>> START
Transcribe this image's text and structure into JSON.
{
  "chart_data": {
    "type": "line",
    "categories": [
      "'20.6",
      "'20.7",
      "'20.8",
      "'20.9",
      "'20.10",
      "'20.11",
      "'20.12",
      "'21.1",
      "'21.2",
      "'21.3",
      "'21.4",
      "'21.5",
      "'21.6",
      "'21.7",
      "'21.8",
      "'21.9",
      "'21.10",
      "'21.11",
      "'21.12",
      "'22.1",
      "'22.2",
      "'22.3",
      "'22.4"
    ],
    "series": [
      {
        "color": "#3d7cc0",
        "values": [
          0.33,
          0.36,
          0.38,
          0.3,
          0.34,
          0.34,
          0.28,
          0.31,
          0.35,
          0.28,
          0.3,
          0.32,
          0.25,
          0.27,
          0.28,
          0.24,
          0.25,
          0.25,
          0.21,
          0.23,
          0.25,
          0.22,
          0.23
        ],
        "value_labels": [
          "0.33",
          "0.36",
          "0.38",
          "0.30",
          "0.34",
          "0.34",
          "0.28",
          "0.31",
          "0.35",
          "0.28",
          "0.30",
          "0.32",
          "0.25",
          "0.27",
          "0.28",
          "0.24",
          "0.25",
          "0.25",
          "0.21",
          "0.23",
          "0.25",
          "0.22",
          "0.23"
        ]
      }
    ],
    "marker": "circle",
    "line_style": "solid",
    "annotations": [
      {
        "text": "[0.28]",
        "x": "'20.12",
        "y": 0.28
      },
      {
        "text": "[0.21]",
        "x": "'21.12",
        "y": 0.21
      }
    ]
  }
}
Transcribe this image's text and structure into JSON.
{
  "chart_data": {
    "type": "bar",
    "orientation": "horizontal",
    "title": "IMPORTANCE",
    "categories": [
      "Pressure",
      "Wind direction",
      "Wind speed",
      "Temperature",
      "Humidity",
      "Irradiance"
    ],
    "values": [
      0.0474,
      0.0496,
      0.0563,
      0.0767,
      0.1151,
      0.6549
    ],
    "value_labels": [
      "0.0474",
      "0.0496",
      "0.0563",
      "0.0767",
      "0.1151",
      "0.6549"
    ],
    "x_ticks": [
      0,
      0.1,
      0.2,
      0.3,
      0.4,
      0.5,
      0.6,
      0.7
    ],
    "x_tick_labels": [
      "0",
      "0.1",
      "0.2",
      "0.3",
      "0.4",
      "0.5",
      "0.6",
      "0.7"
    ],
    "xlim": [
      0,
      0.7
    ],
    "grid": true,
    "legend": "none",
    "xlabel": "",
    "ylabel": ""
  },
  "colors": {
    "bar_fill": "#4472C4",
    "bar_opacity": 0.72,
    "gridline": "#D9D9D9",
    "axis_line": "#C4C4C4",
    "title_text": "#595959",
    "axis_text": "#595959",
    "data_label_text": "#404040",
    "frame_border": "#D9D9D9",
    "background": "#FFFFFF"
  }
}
>> END
▶ Problem to work on
Return each entry from the material above exactly as it appears.

▶ In response
Transcribe this image's text and structure into JSON.
{
  "chart_data": {
    "type": "line",
    "categories": [
      "'20.6",
      "'20.7",
      "'20.8",
      "'20.9",
      "'20.10",
      "'20.11",
      "'20.12",
      "'21.1",
      "'21.2",
      "'21.3",
      "'21.4",
      "'21.5",
      "'21.6",
      "'21.7",
      "'21.8",
      "'21.9",
      "'21.10",
      "'21.11",
      "'21.12",
      "'22.1",
      "'22.2",
      "'22.3",
      "'22.4"
    ],
    "series": [
      {
        "color": "#3d7cc0",
        "values": [
          0.33,
          0.36,
          0.38,
          0.3,
          0.34,
          0.34,
          0.28,
          0.31,
          0.35,
          0.28,
          0.3,
          0.32,
          0.25,
          0.27,
          0.28,
          0.24,
          0.25,
          0.25,
          0.21,
          0.23,
          0.25,
          0.22,
          0.23
        ],
        "value_labels": [
          "0.33",
          "0.36",
          "0.38",
          "0.30",
          "0.34",
          "0.34",
          "0.28",
          "0.31",
          "0.35",
          "0.28",
          "0.30",
          "0.32",
          "0.25",
          "0.27",
          "0.28",
          "0.24",
          "0.25",
          "0.25",
          "0.21",
          "0.23",
          "0.25",
          "0.22",
          "0.23"
        ]
      }
    ],
    "marker": "circle",
    "line_style": "solid",
    "annotations": [
      {
        "text": "[0.28]",
        "x": "'20.12",
        "y": 0.28
      },
      {
        "text": "[0.21]",
        "x": "'21.12",
        "y": 0.21
      }
    ]
  }
}
Transcribe this image's text and structure into JSON.
{
  "chart_data": {
    "type": "bar",
    "orientation": "horizontal",
    "title": "IMPORTANCE",
    "categories": [
      "Pressure",
      "Wind direction",
      "Wind speed",
      "Temperature",
      "Humidity",
      "Irradiance"
    ],
    "values": [
      0.0474,
      0.0496,
      0.0563,
      0.0767,
      0.1151,
      0.6549
    ],
    "value_labels": [
      "0.0474",
      "0.0496",
      "0.0563",
      "0.0767",
      "0.1151",
      "0.6549"
    ],
    "x_ticks": [
      0,
      0.1,
      0.2,
      0.3,
      0.4,
      0.5,
      0.6,
      0.7
    ],
    "x_tick_labels": [
      "0",
      "0.1",
      "0.2",
      "0.3",
      "0.4",
      "0.5",
      "0.6",
      "0.7"
    ],
    "xlim": [
      0,
      0.7
    ],
    "grid": true,
    "legend": "none",
    "xlabel": "",
    "ylabel": ""
  },
  "colors": {
    "bar_fill": "#4472C4",
    "bar_opacity": 0.72,
    "gridline": "#D9D9D9",
    "axis_line": "#C4C4C4",
    "title_text": "#595959",
    "axis_text": "#595959",
    "data_label_text": "#404040",
    "frame_border": "#D9D9D9",
    "background": "#FFFFFF"
  }
}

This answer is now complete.